**The problem**: Can you write the next part of the forum thread below about a betta whose gills show brown edges when he flares, starting right after its last sentence?

───── Text provided ─────

# my betta's gills turn brown around the edges when he flares? >.<



## inkrealm (May 15, 2011)

I've never seen him flare before ( he's still fairly new ) and he was sticking around the bottom a bit more than usual today so I put a black shirt around the outside of his tank between him and the window it's next to ( no direct sun ) and I guess he saw his reflection and started flaring. it scared me at first because I didn't see the reflection/flaring bit and he had some sudden brown marks that hadn't been there before D: 
but after watching him for a bit I saw him flaring his gills and so I moved the shirt away so he wouldn't hurt himself ( because he hasn't got his normal coloring back from the cup yet and I'm scared his fins are still a bit fragile and really he himself as well ) 

my question is is he lacking or having too much of something in his environment though? he's gotten reddish brown on his ventral fins, and he has some speckles/ rings right behind his eyes in the shape of his gills of a similar shade... he's getting some red hues on his fins, mostly like said the ventrals REALLY noticeably, enough that I thought they were bleeding at first, and some hues of red on his anal fin, just from where the stomach goes into it, not further down. he's a blue VT, so I'm fairly sure he's just gaining his colors, but the extra brownish marks on the gills appeared so suddenly and left so suddenly, that I wanted to make sure. the inside of his gills were really vibrant, so is that when they puff up their colors get brighter? and maybe his were just showing for a split second? the marks were on the OUTSIDE of them. if you need anything lemme know though, thanks guys  



HEATER INFO: ( it is heated don't worry >.<; )
the tank is a glass 5 gal w/ preset 50 watt heater supposed to keep it around 78 and a hood with a light that also warms the water some. the thermometer reads it lower than 78 but I the the thermo's just off because it's not digital not to mention it was less than five dollars, and everyone's said the heater should be fine.

───── Provided records ─────

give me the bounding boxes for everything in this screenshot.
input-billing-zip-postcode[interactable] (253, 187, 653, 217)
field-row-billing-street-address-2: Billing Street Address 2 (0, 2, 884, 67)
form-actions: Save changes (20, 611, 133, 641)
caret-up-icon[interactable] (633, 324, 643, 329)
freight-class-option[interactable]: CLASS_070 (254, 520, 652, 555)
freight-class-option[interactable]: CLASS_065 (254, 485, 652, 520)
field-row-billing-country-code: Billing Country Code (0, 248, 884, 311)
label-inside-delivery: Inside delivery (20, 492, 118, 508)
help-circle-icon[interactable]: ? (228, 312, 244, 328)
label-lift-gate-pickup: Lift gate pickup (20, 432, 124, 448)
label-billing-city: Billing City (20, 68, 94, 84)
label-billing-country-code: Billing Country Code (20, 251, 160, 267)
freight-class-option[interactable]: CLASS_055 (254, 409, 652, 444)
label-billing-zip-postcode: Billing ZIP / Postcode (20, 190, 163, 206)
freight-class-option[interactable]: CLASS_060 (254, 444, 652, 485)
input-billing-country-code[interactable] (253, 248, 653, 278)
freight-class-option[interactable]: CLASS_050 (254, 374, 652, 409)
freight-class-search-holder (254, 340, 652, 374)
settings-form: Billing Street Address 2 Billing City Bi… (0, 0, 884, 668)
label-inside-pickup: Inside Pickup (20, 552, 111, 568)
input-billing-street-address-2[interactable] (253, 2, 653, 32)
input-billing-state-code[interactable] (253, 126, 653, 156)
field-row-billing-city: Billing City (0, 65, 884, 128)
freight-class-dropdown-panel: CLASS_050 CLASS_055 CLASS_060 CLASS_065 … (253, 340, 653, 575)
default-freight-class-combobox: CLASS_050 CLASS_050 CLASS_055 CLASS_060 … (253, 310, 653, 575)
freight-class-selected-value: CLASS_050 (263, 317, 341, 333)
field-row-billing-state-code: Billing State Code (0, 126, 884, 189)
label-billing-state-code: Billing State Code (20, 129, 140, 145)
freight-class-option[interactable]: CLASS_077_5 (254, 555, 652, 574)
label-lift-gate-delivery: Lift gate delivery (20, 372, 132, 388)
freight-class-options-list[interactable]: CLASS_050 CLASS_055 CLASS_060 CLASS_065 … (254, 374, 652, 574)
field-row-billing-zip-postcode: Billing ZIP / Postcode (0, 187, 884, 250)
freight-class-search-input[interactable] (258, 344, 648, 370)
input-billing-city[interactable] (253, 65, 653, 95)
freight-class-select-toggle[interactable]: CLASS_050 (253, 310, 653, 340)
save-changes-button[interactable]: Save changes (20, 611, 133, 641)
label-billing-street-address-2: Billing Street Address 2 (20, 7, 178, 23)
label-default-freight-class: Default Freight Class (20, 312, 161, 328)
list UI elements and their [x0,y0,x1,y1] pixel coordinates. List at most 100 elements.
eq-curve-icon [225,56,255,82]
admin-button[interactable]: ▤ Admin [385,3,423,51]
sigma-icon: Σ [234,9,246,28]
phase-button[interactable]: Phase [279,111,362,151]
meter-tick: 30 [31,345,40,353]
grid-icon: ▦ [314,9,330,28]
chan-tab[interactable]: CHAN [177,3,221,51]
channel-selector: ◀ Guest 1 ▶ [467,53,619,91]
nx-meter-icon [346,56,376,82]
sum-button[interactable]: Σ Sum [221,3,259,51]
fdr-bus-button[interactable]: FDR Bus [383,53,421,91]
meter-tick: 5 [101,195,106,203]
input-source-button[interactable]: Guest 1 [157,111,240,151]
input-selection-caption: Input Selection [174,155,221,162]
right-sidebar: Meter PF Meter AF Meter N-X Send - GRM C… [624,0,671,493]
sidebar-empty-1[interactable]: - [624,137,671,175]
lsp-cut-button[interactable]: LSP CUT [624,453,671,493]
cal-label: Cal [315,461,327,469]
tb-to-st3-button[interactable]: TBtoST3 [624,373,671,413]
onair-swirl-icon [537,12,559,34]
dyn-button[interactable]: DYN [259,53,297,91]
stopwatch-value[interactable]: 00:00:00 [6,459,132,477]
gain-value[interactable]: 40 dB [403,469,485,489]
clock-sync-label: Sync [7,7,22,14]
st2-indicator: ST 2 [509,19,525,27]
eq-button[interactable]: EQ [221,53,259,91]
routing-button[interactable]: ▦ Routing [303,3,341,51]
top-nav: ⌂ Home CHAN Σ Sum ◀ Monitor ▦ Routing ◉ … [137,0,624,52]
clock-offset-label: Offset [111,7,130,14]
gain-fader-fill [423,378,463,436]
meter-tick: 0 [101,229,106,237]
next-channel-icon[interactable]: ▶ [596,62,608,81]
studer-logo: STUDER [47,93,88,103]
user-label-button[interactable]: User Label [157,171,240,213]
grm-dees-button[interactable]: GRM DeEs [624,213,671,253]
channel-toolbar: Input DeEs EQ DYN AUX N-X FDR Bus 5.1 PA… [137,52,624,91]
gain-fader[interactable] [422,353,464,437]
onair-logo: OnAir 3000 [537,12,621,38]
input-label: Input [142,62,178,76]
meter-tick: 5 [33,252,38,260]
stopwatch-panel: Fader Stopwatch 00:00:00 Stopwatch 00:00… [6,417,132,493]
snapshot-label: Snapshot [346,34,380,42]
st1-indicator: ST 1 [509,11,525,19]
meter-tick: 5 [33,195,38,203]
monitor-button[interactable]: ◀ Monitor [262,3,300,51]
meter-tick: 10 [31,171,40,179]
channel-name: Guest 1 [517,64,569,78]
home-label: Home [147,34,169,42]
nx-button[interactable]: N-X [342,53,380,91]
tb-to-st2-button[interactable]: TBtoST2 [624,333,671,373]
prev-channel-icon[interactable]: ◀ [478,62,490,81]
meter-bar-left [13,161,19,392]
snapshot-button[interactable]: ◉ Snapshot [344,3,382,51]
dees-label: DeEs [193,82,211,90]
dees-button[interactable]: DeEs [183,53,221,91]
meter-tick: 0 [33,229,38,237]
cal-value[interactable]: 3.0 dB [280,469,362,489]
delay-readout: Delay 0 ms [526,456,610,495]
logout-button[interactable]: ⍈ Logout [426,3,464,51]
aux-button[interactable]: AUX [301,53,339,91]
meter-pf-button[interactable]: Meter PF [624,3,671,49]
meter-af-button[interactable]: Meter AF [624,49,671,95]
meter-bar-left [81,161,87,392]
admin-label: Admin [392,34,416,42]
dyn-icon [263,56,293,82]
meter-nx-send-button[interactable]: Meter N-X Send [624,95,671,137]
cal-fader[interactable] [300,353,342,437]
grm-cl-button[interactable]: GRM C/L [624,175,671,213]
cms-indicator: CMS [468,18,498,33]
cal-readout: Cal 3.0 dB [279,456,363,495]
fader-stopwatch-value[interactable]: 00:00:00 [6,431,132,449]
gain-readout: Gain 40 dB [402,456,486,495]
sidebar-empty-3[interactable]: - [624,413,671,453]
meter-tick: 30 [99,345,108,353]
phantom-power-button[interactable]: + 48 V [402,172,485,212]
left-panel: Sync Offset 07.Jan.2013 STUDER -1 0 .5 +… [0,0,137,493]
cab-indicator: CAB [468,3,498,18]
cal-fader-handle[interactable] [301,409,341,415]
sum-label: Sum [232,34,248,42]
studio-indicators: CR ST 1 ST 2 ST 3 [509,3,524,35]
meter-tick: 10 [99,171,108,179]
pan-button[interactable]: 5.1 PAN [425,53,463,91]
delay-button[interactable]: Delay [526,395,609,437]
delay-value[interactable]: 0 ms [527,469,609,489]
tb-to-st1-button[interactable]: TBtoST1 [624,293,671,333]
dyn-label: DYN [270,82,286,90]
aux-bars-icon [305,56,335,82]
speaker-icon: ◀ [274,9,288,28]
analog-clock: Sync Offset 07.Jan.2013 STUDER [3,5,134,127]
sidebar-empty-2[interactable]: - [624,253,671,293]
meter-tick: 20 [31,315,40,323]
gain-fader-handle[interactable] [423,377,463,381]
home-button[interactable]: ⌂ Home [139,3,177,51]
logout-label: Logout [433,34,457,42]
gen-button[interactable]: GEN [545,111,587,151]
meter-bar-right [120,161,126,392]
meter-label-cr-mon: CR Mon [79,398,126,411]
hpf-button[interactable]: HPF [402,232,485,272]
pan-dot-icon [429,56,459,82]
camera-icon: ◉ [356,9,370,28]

─────

**Task answer**:
but we get chills around here in the air sometimes like the kind that just gets into your bones no matter what you do so I wondered if his water was getting one of those and I thought I'd stick something between the glass and the window to help a tad >< he's swimming back around now, wanted to check on the colors though in case it's something he has too much or too little of...

TANK LEVELS: 
his PH is a little down between 5-6 last I checked, but that shouldn't be too bad should it? 
water hardness I'm not sure, seems I remember it being just a little below ideal, 
and the Alk-Hardness ratio was off a little when I checked it, but that shouldn't be hazardous to him right?
it's not cycled yet but it's in process, and I did a 50 water change yesterday to get out some aquarium salt, so that shouldn't be an issue today. 
he also hasn't eaten today, it's his digestion day because I accidentally forgot and fed him yesterday ><


----------



## inkrealm (May 15, 2011)

edit: he's back to being kindof lazy, he keeps laying in a small space in one of the corners, and sometimes buries himself headfirst into some plants and stays there.... if I walk over he gets really active though; so is he just sleepy maybe? I try to keep the lights off but sometimes the tv is on late and it shines into the kitchen and I noticed the other night when I walked in to get some water without turning on the lights that he was swimming around..... just catching up on sleep maybe?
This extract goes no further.